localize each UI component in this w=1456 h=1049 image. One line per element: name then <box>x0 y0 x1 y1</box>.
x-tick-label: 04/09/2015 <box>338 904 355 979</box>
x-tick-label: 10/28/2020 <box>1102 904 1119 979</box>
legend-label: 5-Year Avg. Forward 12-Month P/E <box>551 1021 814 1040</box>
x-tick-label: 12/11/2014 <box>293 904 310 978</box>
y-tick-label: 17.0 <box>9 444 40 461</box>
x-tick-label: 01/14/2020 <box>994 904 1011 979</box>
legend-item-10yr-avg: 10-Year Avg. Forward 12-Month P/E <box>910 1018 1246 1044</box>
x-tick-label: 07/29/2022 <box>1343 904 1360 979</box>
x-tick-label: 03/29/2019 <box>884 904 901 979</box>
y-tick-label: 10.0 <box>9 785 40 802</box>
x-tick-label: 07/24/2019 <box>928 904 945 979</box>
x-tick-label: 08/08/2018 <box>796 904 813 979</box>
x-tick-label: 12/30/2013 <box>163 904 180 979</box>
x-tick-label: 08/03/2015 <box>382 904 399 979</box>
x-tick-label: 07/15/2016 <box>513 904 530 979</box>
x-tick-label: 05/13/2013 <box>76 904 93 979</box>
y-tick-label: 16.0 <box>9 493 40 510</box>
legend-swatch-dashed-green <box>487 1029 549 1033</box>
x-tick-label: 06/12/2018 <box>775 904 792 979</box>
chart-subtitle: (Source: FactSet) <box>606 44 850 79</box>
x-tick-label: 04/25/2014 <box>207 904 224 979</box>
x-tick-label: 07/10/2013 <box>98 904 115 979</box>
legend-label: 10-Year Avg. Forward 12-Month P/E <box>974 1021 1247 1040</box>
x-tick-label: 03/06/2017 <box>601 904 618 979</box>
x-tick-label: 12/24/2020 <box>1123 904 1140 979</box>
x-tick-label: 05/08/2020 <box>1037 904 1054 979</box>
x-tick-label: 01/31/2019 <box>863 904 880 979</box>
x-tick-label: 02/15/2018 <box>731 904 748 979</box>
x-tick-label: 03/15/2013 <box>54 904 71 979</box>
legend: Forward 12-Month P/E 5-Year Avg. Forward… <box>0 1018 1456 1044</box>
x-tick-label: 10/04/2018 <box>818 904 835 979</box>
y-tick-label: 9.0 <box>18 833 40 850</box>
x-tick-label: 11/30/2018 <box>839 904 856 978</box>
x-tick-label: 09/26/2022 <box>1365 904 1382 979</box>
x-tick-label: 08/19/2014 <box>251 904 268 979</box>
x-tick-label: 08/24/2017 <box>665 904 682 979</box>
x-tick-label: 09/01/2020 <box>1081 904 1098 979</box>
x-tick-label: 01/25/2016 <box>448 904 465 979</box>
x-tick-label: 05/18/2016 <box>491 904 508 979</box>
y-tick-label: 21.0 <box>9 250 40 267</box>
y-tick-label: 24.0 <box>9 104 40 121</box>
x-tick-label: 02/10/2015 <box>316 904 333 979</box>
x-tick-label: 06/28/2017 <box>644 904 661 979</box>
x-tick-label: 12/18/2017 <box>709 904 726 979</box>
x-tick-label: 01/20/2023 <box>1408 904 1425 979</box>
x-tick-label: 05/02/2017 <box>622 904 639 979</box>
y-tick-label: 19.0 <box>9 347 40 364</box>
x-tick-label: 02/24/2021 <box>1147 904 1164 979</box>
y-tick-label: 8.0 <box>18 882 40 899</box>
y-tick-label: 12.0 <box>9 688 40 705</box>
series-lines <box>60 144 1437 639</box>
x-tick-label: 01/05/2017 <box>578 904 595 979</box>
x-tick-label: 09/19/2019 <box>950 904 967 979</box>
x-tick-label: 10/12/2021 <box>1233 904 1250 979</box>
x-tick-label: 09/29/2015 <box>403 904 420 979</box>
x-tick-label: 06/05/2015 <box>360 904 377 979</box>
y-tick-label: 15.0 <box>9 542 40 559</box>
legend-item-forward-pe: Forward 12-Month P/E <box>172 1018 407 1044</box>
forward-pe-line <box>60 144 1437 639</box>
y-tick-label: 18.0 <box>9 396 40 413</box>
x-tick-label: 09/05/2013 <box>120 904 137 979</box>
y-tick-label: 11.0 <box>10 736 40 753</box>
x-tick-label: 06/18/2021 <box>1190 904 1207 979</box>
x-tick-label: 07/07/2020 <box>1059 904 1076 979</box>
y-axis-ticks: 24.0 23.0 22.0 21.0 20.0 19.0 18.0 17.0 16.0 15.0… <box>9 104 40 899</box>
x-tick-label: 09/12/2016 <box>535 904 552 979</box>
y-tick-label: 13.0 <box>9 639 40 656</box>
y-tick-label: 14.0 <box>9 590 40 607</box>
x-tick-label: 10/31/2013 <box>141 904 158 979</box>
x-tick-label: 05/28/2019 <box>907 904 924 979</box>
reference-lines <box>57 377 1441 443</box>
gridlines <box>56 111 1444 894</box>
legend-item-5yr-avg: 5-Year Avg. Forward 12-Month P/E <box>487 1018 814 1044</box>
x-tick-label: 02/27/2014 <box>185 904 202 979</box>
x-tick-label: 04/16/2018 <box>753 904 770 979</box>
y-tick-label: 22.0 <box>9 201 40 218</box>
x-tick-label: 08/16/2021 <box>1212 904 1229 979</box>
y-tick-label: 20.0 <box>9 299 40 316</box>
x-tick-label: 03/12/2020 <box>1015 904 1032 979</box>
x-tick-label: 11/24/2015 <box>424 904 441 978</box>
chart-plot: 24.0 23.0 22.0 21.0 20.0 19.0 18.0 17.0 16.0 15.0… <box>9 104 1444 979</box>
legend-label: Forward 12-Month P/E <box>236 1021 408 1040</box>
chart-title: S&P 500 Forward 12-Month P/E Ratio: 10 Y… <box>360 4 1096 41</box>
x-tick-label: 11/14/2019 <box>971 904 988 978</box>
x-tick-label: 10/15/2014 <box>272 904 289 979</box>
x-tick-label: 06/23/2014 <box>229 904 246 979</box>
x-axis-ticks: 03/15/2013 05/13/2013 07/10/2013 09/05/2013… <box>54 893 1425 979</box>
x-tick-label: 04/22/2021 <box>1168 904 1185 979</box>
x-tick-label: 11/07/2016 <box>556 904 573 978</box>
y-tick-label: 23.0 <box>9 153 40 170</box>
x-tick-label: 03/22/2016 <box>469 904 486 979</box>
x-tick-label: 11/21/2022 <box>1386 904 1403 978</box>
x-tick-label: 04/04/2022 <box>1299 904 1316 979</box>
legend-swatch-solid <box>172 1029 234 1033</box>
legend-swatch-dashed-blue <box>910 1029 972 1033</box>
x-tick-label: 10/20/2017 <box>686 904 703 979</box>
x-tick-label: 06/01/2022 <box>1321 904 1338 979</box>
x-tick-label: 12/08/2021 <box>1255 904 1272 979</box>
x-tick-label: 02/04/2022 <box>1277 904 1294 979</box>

....

Stated goal
Reproduce every row above line for line, with no changes to wording, numbers, or order.

Expected output
localize each UI component in this w=1456 h=1049 image. One line per element: name then <box>x0 y0 x1 y1</box>.
x-tick-label: 04/09/2015 <box>338 904 355 979</box>
x-tick-label: 10/28/2020 <box>1102 904 1119 979</box>
legend-label: 5-Year Avg. Forward 12-Month P/E <box>551 1021 814 1040</box>
x-tick-label: 12/11/2014 <box>293 904 310 978</box>
y-tick-label: 17.0 <box>9 444 40 461</box>
x-tick-label: 01/14/2020 <box>994 904 1011 979</box>
legend-item-10yr-avg: 10-Year Avg. Forward 12-Month P/E <box>910 1018 1246 1044</box>
x-tick-label: 07/29/2022 <box>1343 904 1360 979</box>
x-tick-label: 03/29/2019 <box>884 904 901 979</box>
y-tick-label: 10.0 <box>9 785 40 802</box>
x-tick-label: 07/24/2019 <box>928 904 945 979</box>
x-tick-label: 08/08/2018 <box>796 904 813 979</box>
x-tick-label: 12/30/2013 <box>163 904 180 979</box>
x-tick-label: 08/03/2015 <box>382 904 399 979</box>
x-tick-label: 07/15/2016 <box>513 904 530 979</box>
x-tick-label: 05/13/2013 <box>76 904 93 979</box>
y-tick-label: 16.0 <box>9 493 40 510</box>
legend-swatch-dashed-green <box>487 1029 549 1033</box>
x-tick-label: 06/12/2018 <box>775 904 792 979</box>
chart-subtitle: (Source: FactSet) <box>606 44 850 79</box>
x-tick-label: 04/25/2014 <box>207 904 224 979</box>
x-tick-label: 07/10/2013 <box>98 904 115 979</box>
legend-label: 10-Year Avg. Forward 12-Month P/E <box>974 1021 1247 1040</box>
x-tick-label: 03/06/2017 <box>601 904 618 979</box>
x-tick-label: 12/24/2020 <box>1123 904 1140 979</box>
x-tick-label: 05/08/2020 <box>1037 904 1054 979</box>
x-tick-label: 01/31/2019 <box>863 904 880 979</box>
x-tick-label: 02/15/2018 <box>731 904 748 979</box>
x-tick-label: 03/15/2013 <box>54 904 71 979</box>
legend: Forward 12-Month P/E 5-Year Avg. Forward… <box>0 1018 1456 1044</box>
x-tick-label: 10/04/2018 <box>818 904 835 979</box>
y-tick-label: 9.0 <box>18 833 40 850</box>
x-tick-label: 11/30/2018 <box>839 904 856 978</box>
x-tick-label: 09/26/2022 <box>1365 904 1382 979</box>
x-tick-label: 08/19/2014 <box>251 904 268 979</box>
x-tick-label: 08/24/2017 <box>665 904 682 979</box>
x-tick-label: 09/01/2020 <box>1081 904 1098 979</box>
x-tick-label: 01/25/2016 <box>448 904 465 979</box>
x-tick-label: 05/18/2016 <box>491 904 508 979</box>
y-tick-label: 21.0 <box>9 250 40 267</box>
y-tick-label: 24.0 <box>9 104 40 121</box>
x-tick-label: 02/10/2015 <box>316 904 333 979</box>
x-tick-label: 06/28/2017 <box>644 904 661 979</box>
x-tick-label: 12/18/2017 <box>709 904 726 979</box>
x-tick-label: 01/20/2023 <box>1408 904 1425 979</box>
x-tick-label: 05/02/2017 <box>622 904 639 979</box>
y-tick-label: 19.0 <box>9 347 40 364</box>
x-tick-label: 02/24/2021 <box>1147 904 1164 979</box>
y-tick-label: 8.0 <box>18 882 40 899</box>
y-tick-label: 12.0 <box>9 688 40 705</box>
series-lines <box>60 144 1437 639</box>
x-tick-label: 01/05/2017 <box>578 904 595 979</box>
x-tick-label: 09/19/2019 <box>950 904 967 979</box>
x-tick-label: 10/12/2021 <box>1233 904 1250 979</box>
x-tick-label: 09/29/2015 <box>403 904 420 979</box>
x-tick-label: 06/05/2015 <box>360 904 377 979</box>
y-tick-label: 15.0 <box>9 542 40 559</box>
legend-item-forward-pe: Forward 12-Month P/E <box>172 1018 407 1044</box>
forward-pe-line <box>60 144 1437 639</box>
y-tick-label: 18.0 <box>9 396 40 413</box>
x-tick-label: 09/05/2013 <box>120 904 137 979</box>
y-tick-label: 11.0 <box>10 736 40 753</box>
x-tick-label: 06/18/2021 <box>1190 904 1207 979</box>
x-tick-label: 07/07/2020 <box>1059 904 1076 979</box>
y-axis-ticks: 24.0 23.0 22.0 21.0 20.0 19.0 18.0 17.0 16.0 15.0… <box>9 104 40 899</box>
x-tick-label: 09/12/2016 <box>535 904 552 979</box>
y-tick-label: 13.0 <box>9 639 40 656</box>
y-tick-label: 14.0 <box>9 590 40 607</box>
x-tick-label: 10/31/2013 <box>141 904 158 979</box>
x-tick-label: 05/28/2019 <box>907 904 924 979</box>
reference-lines <box>57 377 1441 443</box>
gridlines <box>56 111 1444 894</box>
legend-item-5yr-avg: 5-Year Avg. Forward 12-Month P/E <box>487 1018 814 1044</box>
x-tick-label: 02/27/2014 <box>185 904 202 979</box>
x-tick-label: 04/16/2018 <box>753 904 770 979</box>
y-tick-label: 22.0 <box>9 201 40 218</box>
x-tick-label: 08/16/2021 <box>1212 904 1229 979</box>
y-tick-label: 20.0 <box>9 299 40 316</box>
x-tick-label: 03/12/2020 <box>1015 904 1032 979</box>
x-tick-label: 11/24/2015 <box>424 904 441 978</box>
chart-plot: 24.0 23.0 22.0 21.0 20.0 19.0 18.0 17.0 16.0 15.0… <box>9 104 1444 979</box>
legend-label: Forward 12-Month P/E <box>236 1021 408 1040</box>
chart-title: S&P 500 Forward 12-Month P/E Ratio: 10 Y… <box>360 4 1096 41</box>
x-tick-label: 11/14/2019 <box>971 904 988 978</box>
x-tick-label: 10/15/2014 <box>272 904 289 979</box>
x-tick-label: 06/23/2014 <box>229 904 246 979</box>
x-axis-ticks: 03/15/2013 05/13/2013 07/10/2013 09/05/2013… <box>54 893 1425 979</box>
x-tick-label: 04/22/2021 <box>1168 904 1185 979</box>
x-tick-label: 11/07/2016 <box>556 904 573 978</box>
y-tick-label: 23.0 <box>9 153 40 170</box>
x-tick-label: 03/22/2016 <box>469 904 486 979</box>
x-tick-label: 11/21/2022 <box>1386 904 1403 978</box>
x-tick-label: 04/04/2022 <box>1299 904 1316 979</box>
legend-swatch-solid <box>172 1029 234 1033</box>
legend-swatch-dashed-blue <box>910 1029 972 1033</box>
x-tick-label: 10/20/2017 <box>686 904 703 979</box>
x-tick-label: 06/01/2022 <box>1321 904 1338 979</box>
x-tick-label: 12/08/2021 <box>1255 904 1272 979</box>
x-tick-label: 02/04/2022 <box>1277 904 1294 979</box>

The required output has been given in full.